Excerpts from a figure dataset
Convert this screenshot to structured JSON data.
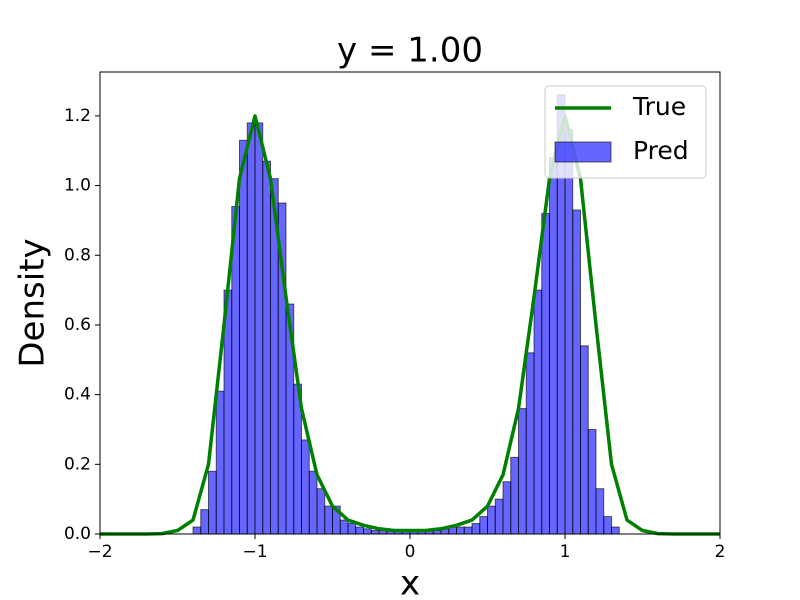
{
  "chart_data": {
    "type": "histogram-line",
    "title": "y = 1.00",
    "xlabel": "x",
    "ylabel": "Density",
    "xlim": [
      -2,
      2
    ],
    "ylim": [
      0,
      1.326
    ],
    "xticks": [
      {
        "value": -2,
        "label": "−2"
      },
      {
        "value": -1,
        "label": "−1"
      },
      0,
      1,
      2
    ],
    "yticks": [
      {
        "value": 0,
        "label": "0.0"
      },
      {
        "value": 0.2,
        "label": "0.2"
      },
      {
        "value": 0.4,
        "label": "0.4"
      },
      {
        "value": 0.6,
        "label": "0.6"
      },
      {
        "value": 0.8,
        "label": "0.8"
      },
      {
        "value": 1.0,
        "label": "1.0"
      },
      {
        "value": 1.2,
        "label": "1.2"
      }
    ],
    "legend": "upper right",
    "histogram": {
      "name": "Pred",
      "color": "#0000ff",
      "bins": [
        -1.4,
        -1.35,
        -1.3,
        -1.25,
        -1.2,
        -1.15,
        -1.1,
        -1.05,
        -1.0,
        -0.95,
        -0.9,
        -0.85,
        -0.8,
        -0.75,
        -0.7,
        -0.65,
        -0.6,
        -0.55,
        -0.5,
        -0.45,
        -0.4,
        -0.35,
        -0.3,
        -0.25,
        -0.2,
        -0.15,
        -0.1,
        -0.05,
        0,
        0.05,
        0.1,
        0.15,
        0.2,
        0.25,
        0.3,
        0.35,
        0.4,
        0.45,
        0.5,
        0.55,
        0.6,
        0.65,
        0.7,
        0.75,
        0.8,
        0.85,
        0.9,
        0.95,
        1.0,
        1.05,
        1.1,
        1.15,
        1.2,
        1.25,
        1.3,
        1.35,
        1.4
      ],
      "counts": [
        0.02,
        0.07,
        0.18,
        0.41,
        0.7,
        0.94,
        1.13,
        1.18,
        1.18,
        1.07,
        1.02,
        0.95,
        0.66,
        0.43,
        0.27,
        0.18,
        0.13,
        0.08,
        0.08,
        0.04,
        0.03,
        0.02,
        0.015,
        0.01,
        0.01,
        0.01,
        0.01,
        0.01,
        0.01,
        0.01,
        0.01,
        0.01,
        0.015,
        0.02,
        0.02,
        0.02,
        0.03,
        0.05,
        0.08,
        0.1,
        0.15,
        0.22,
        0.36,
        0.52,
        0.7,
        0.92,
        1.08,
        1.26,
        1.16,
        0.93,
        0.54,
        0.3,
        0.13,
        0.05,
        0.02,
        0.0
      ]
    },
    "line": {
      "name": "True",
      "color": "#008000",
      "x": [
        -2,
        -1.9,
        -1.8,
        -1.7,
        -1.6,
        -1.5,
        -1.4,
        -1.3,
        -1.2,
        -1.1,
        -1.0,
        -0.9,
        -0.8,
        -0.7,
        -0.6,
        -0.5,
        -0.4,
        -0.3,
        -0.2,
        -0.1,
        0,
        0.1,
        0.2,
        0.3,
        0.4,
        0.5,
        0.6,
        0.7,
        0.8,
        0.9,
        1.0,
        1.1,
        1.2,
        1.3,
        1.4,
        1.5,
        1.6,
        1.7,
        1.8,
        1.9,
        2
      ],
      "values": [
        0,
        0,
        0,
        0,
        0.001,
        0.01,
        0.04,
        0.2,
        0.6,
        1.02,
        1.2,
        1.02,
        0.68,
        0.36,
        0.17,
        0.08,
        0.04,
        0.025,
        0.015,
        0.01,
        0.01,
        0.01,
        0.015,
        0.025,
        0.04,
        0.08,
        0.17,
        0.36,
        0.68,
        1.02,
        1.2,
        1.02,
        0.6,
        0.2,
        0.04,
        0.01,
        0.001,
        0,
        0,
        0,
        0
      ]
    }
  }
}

▸ **TO BE DONE**: Copy everything in the records above except the pictures, exactly as written.

▸ **SOLUTION TO THIS EXERCISE**:
Convert this screenshot to structured JSON data.
{
  "chart_data": {
    "type": "histogram-line",
    "title": "y = 1.00",
    "xlabel": "x",
    "ylabel": "Density",
    "xlim": [
      -2,
      2
    ],
    "ylim": [
      0,
      1.326
    ],
    "xticks": [
      {
        "value": -2,
        "label": "−2"
      },
      {
        "value": -1,
        "label": "−1"
      },
      0,
      1,
      2
    ],
    "yticks": [
      {
        "value": 0,
        "label": "0.0"
      },
      {
        "value": 0.2,
        "label": "0.2"
      },
      {
        "value": 0.4,
        "label": "0.4"
      },
      {
        "value": 0.6,
        "label": "0.6"
      },
      {
        "value": 0.8,
        "label": "0.8"
      },
      {
        "value": 1.0,
        "label": "1.0"
      },
      {
        "value": 1.2,
        "label": "1.2"
      }
    ],
    "legend": "upper right",
    "histogram": {
      "name": "Pred",
      "color": "#0000ff",
      "bins": [
        -1.4,
        -1.35,
        -1.3,
        -1.25,
        -1.2,
        -1.15,
        -1.1,
        -1.05,
        -1.0,
        -0.95,
        -0.9,
        -0.85,
        -0.8,
        -0.75,
        -0.7,
        -0.65,
        -0.6,
        -0.55,
        -0.5,
        -0.45,
        -0.4,
        -0.35,
        -0.3,
        -0.25,
        -0.2,
        -0.15,
        -0.1,
        -0.05,
        0,
        0.05,
        0.1,
        0.15,
        0.2,
        0.25,
        0.3,
        0.35,
        0.4,
        0.45,
        0.5,
        0.55,
        0.6,
        0.65,
        0.7,
        0.75,
        0.8,
        0.85,
        0.9,
        0.95,
        1.0,
        1.05,
        1.1,
        1.15,
        1.2,
        1.25,
        1.3,
        1.35,
        1.4
      ],
      "counts": [
        0.02,
        0.07,
        0.18,
        0.41,
        0.7,
        0.94,
        1.13,
        1.18,
        1.18,
        1.07,
        1.02,
        0.95,
        0.66,
        0.43,
        0.27,
        0.18,
        0.13,
        0.08,
        0.08,
        0.04,
        0.03,
        0.02,
        0.015,
        0.01,
        0.01,
        0.01,
        0.01,
        0.01,
        0.01,
        0.01,
        0.01,
        0.01,
        0.015,
        0.02,
        0.02,
        0.02,
        0.03,
        0.05,
        0.08,
        0.1,
        0.15,
        0.22,
        0.36,
        0.52,
        0.7,
        0.92,
        1.08,
        1.26,
        1.16,
        0.93,
        0.54,
        0.3,
        0.13,
        0.05,
        0.02,
        0.0
      ]
    },
    "line": {
      "name": "True",
      "color": "#008000",
      "x": [
        -2,
        -1.9,
        -1.8,
        -1.7,
        -1.6,
        -1.5,
        -1.4,
        -1.3,
        -1.2,
        -1.1,
        -1.0,
        -0.9,
        -0.8,
        -0.7,
        -0.6,
        -0.5,
        -0.4,
        -0.3,
        -0.2,
        -0.1,
        0,
        0.1,
        0.2,
        0.3,
        0.4,
        0.5,
        0.6,
        0.7,
        0.8,
        0.9,
        1.0,
        1.1,
        1.2,
        1.3,
        1.4,
        1.5,
        1.6,
        1.7,
        1.8,
        1.9,
        2
      ],
      "values": [
        0,
        0,
        0,
        0,
        0.001,
        0.01,
        0.04,
        0.2,
        0.6,
        1.02,
        1.2,
        1.02,
        0.68,
        0.36,
        0.17,
        0.08,
        0.04,
        0.025,
        0.015,
        0.01,
        0.01,
        0.01,
        0.015,
        0.025,
        0.04,
        0.08,
        0.17,
        0.36,
        0.68,
        1.02,
        1.2,
        1.02,
        0.6,
        0.2,
        0.04,
        0.01,
        0.001,
        0,
        0,
        0,
        0
      ]
    }
  }
}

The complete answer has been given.